_Instructions to follow_
Give a verbatim copy of the lines below, minus the pictures.

_Information given_

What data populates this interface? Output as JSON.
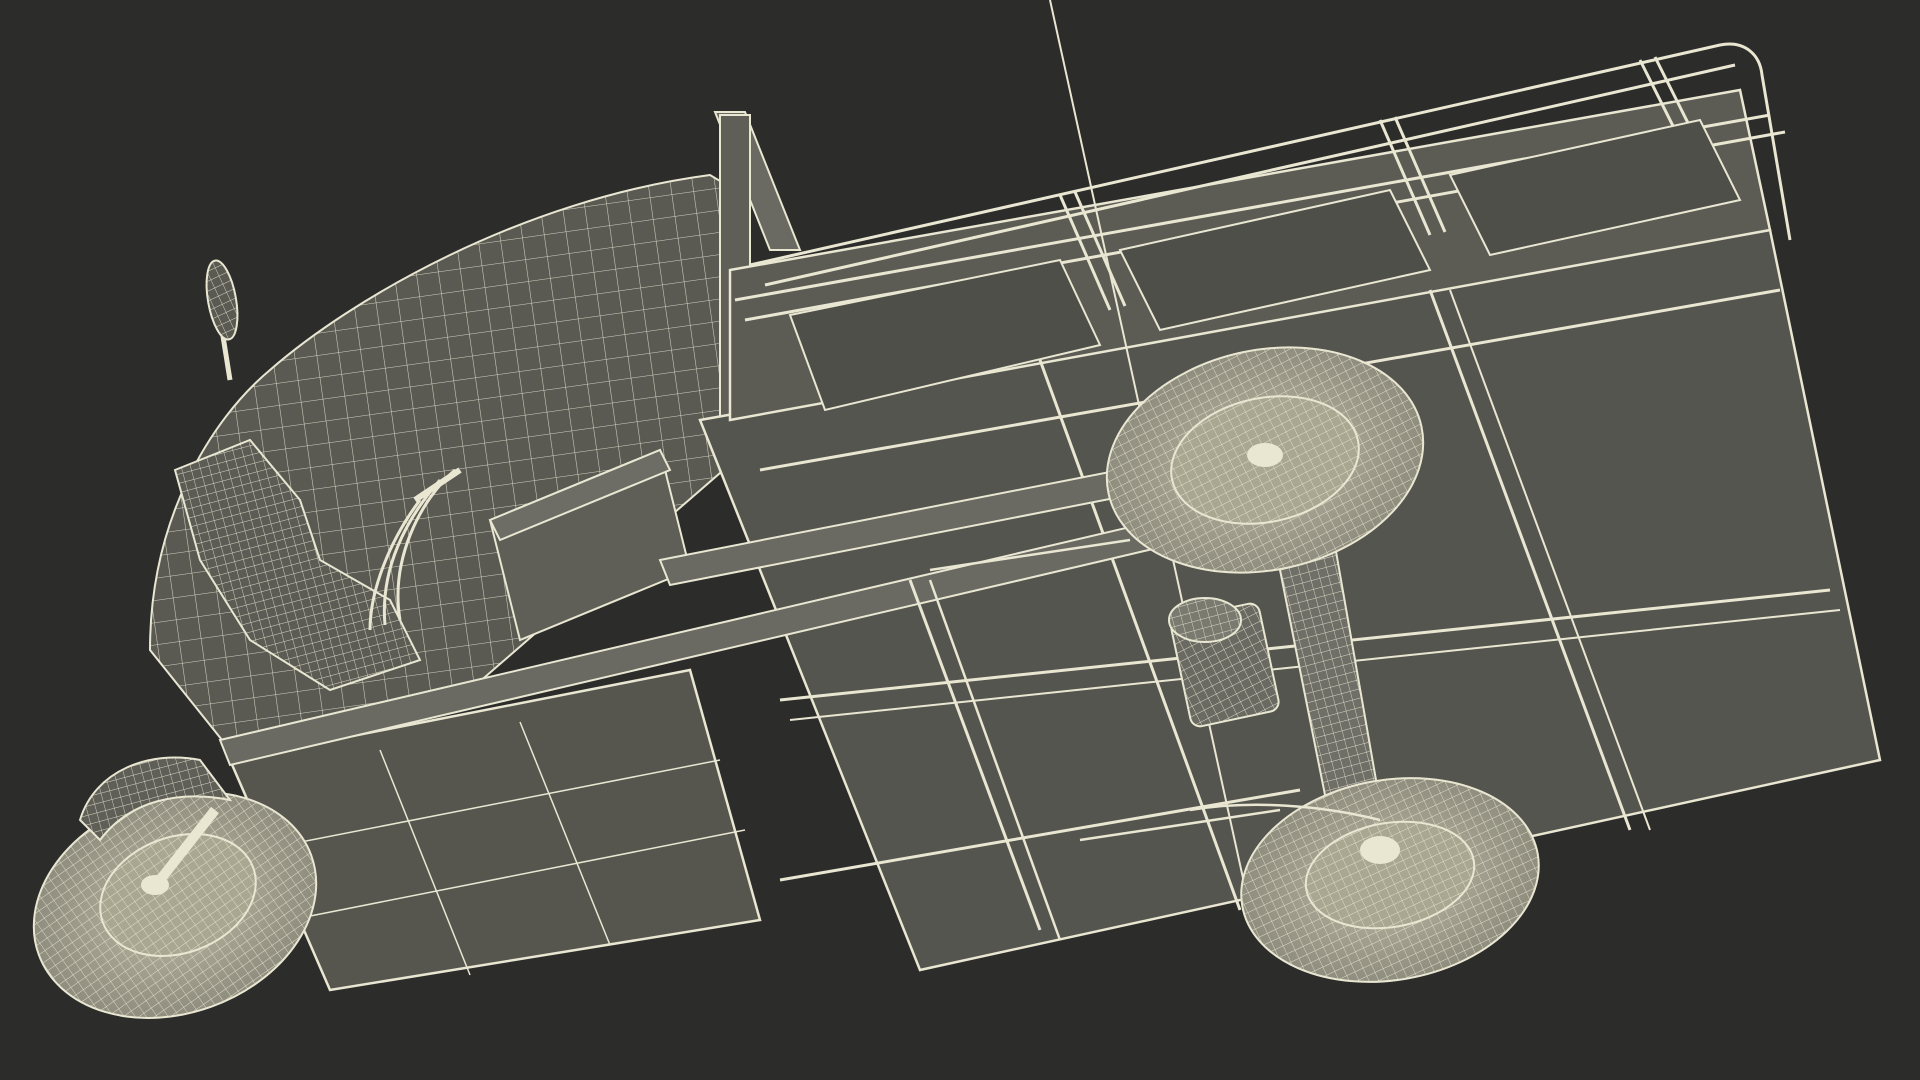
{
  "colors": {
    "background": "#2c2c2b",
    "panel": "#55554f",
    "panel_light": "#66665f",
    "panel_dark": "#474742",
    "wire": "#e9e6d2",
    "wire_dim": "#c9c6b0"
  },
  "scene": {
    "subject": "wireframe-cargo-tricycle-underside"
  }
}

_Solution to this problem_
What data populates this interface? Output as JSON.
{
  "colors": {
    "background": "#2c2c2b",
    "panel": "#55554f",
    "panel_light": "#66665f",
    "panel_dark": "#474742",
    "wire": "#e9e6d2",
    "wire_dim": "#c9c6b0"
  },
  "scene": {
    "subject": "wireframe-cargo-tricycle-underside"
  }
}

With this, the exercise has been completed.